* TASK DESCRIPTION *
Where a line contains the word "this", copy that line.
>> begin EXTRACTED ENTRIES
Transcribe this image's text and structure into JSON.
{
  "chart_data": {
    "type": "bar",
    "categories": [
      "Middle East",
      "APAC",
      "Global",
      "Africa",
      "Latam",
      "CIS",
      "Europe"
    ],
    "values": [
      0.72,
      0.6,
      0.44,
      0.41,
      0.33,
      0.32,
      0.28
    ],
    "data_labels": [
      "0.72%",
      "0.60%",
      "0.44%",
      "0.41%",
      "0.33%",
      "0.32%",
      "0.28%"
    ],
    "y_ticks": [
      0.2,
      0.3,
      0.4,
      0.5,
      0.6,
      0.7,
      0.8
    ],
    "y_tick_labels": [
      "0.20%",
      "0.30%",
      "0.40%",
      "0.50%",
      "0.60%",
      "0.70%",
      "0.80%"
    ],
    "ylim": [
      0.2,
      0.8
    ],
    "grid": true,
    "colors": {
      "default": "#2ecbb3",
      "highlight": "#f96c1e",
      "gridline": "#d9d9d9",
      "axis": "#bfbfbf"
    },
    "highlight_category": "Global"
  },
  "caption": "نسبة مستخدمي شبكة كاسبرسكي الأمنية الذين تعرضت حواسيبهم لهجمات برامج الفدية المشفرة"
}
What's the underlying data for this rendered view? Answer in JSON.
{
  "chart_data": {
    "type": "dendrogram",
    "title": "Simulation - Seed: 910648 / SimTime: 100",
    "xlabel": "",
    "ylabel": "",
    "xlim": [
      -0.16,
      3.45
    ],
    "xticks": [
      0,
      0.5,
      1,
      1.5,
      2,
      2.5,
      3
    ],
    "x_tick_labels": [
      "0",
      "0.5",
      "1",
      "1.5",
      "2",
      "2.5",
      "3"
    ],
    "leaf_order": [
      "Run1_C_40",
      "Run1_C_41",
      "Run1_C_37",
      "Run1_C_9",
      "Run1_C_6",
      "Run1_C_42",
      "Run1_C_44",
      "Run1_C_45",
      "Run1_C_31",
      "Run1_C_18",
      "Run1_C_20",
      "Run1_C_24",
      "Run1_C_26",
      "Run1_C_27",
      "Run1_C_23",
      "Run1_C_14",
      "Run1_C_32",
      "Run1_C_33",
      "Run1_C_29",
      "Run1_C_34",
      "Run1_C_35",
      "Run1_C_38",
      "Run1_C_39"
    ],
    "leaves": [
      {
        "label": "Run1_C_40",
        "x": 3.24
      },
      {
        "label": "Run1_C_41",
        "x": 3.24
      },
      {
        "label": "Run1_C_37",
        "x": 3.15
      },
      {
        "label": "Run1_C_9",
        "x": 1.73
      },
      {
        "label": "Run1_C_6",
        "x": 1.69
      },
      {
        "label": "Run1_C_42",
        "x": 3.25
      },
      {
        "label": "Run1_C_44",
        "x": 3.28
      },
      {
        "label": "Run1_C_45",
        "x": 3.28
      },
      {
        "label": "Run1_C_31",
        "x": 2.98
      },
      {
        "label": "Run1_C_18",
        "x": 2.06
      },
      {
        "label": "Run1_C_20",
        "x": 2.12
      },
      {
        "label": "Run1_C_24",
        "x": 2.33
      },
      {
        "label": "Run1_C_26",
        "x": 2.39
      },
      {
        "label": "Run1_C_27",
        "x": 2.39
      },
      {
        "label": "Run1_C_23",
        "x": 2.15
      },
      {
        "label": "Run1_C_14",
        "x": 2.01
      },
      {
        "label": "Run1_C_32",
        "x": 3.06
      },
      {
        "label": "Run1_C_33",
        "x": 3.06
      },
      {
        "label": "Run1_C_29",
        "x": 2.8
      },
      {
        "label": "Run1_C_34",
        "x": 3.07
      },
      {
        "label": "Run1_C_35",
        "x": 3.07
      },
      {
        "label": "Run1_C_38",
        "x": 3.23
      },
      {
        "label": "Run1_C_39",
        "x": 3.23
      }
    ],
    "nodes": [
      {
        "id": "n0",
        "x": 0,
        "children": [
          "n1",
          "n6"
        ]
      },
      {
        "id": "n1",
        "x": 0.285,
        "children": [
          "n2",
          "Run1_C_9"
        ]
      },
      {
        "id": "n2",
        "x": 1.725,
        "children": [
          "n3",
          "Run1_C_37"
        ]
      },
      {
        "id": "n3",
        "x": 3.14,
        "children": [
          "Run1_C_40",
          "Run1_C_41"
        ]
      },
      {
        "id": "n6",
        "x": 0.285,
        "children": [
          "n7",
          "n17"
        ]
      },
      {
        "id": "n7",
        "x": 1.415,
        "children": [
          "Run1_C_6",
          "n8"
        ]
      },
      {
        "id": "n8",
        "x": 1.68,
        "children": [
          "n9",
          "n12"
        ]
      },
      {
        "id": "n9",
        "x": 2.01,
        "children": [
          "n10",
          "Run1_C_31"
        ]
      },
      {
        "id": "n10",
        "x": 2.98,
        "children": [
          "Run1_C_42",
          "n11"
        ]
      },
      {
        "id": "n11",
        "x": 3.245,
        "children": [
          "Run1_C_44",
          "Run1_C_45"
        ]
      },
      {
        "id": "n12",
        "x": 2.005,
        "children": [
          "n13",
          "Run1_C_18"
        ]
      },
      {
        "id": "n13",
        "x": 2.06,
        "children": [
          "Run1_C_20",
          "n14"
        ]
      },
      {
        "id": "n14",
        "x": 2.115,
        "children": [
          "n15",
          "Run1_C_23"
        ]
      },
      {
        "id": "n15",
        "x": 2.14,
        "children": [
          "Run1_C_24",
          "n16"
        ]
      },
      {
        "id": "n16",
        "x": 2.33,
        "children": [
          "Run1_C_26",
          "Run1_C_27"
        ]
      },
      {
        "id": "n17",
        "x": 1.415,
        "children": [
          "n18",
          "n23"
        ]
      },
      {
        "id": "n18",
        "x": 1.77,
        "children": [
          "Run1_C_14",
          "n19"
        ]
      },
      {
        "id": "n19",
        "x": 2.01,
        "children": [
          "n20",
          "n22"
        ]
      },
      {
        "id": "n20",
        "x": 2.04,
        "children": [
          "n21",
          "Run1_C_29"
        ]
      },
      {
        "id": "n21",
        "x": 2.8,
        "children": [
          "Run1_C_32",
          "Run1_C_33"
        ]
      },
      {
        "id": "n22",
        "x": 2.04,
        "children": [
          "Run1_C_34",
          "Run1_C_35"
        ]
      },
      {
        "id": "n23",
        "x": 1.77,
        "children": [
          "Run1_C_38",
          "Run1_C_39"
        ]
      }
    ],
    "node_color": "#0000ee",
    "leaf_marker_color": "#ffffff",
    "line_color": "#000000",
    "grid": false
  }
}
>> end EXTRACTED ENTRIES
* FINISHED ANSWER *
Transcribe this image's text and structure into JSON.
What's the underlying data for this rendered view? Answer in JSON.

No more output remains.